WORK REQUIRED: Locate the word "Diameter" in the material, then show every line that holds it.

EXTRACTED MATERIAL:
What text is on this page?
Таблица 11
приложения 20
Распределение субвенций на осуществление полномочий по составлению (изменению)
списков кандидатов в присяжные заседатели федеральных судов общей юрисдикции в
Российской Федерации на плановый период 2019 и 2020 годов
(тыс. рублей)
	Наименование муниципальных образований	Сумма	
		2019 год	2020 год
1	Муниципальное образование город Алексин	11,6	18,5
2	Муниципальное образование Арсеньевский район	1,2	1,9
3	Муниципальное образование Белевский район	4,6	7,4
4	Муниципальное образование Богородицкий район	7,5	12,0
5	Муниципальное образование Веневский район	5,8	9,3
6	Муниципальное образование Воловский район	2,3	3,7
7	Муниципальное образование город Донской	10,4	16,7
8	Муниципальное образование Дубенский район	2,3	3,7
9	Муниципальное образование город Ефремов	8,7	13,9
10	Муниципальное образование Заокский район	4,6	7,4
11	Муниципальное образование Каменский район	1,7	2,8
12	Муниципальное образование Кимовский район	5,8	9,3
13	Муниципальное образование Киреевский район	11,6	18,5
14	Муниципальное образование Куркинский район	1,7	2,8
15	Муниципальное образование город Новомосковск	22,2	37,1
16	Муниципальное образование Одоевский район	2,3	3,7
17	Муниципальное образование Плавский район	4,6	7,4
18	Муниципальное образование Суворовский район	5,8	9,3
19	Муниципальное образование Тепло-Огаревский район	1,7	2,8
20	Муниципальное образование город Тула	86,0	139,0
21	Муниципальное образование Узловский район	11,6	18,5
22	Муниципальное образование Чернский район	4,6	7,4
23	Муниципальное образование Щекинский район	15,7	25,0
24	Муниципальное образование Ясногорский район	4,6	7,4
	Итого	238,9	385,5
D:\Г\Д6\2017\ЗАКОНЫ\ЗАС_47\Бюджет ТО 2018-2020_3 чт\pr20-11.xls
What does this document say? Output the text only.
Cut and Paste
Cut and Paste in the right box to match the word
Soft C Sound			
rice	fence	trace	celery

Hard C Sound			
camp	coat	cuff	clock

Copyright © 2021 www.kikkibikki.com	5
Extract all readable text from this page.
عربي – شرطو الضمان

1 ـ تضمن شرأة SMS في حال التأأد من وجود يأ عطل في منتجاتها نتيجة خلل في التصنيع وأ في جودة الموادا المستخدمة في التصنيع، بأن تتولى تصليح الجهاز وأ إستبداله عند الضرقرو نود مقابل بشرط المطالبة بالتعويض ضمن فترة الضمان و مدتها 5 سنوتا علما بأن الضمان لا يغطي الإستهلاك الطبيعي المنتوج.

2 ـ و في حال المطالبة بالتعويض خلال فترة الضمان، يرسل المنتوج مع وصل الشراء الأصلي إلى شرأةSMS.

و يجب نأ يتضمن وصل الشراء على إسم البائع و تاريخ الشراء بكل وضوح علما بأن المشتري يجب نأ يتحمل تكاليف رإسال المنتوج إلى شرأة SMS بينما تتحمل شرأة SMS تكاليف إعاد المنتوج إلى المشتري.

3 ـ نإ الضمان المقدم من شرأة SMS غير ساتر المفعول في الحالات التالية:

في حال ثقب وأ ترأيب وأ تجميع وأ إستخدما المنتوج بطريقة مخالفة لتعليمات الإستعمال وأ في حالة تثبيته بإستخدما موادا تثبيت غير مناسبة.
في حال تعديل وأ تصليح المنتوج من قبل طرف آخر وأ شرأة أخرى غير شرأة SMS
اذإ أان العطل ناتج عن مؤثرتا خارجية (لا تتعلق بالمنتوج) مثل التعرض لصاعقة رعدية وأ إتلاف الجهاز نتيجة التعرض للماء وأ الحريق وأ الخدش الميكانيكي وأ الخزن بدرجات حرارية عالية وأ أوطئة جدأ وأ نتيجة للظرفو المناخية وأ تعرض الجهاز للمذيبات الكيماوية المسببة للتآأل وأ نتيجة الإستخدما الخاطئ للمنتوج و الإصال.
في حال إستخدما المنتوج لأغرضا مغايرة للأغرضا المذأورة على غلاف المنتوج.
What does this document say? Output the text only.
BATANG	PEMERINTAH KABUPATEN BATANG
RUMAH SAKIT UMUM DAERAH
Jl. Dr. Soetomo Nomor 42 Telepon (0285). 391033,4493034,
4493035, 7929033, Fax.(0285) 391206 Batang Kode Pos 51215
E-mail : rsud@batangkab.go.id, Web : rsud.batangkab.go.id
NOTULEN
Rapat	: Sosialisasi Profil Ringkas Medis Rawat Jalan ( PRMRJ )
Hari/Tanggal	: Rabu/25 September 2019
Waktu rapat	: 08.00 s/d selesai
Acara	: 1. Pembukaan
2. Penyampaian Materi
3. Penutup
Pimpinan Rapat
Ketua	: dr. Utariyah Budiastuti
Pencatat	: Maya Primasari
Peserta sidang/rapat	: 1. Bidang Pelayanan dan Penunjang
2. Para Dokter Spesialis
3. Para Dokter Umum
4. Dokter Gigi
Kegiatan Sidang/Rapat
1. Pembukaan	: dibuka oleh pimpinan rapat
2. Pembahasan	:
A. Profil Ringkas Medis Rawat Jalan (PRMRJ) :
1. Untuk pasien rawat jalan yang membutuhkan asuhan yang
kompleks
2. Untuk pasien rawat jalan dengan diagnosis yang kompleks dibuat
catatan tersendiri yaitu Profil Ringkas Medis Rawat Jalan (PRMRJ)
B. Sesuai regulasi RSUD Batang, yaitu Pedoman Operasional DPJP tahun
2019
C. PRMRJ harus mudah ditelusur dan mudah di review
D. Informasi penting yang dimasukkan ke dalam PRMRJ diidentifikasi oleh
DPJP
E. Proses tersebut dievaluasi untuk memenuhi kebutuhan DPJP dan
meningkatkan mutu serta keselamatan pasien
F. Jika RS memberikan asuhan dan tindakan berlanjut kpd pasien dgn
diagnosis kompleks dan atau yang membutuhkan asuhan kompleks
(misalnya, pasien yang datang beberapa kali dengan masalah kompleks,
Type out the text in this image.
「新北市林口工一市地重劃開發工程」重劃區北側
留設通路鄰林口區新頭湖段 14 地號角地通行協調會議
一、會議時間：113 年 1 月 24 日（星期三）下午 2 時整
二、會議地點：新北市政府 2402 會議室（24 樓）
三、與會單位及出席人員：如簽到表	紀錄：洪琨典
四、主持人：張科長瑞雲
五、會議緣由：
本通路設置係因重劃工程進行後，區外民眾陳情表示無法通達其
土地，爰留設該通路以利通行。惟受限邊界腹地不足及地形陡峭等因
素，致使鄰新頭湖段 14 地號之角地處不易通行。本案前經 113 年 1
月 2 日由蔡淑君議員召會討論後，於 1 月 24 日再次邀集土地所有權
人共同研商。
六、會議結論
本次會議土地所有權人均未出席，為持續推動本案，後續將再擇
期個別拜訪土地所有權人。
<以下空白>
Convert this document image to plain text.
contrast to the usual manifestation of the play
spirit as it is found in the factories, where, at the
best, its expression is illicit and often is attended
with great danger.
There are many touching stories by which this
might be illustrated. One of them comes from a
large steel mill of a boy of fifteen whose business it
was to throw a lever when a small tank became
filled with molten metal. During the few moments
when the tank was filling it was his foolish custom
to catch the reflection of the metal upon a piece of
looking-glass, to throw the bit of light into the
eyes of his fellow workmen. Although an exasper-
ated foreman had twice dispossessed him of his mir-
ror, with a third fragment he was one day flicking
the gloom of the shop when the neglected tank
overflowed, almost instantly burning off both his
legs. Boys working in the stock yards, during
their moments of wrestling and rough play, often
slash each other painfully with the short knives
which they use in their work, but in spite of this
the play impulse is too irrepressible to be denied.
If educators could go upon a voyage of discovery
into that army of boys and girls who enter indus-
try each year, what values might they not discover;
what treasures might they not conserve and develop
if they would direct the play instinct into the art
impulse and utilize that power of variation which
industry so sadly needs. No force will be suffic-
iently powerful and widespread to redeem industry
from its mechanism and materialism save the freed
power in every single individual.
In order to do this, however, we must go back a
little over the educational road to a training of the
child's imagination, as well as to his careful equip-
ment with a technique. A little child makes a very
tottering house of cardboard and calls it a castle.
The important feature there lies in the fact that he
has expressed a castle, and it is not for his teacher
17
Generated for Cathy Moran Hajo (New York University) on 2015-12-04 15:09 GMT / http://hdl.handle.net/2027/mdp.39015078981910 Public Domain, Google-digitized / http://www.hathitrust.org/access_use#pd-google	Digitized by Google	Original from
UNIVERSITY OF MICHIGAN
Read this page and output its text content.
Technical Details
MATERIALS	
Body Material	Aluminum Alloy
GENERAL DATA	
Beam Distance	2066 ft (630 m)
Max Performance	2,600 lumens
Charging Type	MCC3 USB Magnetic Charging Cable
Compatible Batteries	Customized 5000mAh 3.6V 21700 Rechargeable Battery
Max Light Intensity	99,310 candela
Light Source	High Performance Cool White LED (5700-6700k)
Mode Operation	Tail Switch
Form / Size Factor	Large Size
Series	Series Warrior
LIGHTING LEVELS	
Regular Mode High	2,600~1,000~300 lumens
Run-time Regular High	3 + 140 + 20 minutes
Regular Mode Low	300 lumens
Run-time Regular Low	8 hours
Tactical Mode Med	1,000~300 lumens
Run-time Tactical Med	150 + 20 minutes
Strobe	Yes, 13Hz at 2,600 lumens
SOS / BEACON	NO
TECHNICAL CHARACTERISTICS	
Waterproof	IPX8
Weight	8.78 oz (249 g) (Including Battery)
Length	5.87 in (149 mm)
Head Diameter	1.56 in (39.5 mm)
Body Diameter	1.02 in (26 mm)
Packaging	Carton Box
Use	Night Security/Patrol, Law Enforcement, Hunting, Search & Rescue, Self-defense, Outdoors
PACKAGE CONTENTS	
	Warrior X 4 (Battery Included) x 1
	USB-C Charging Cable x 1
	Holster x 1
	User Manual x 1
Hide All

TASK ANSWER:
Head Diameter	1.56 in (39.5 mm)
Body Diameter	1.02 in (26 mm)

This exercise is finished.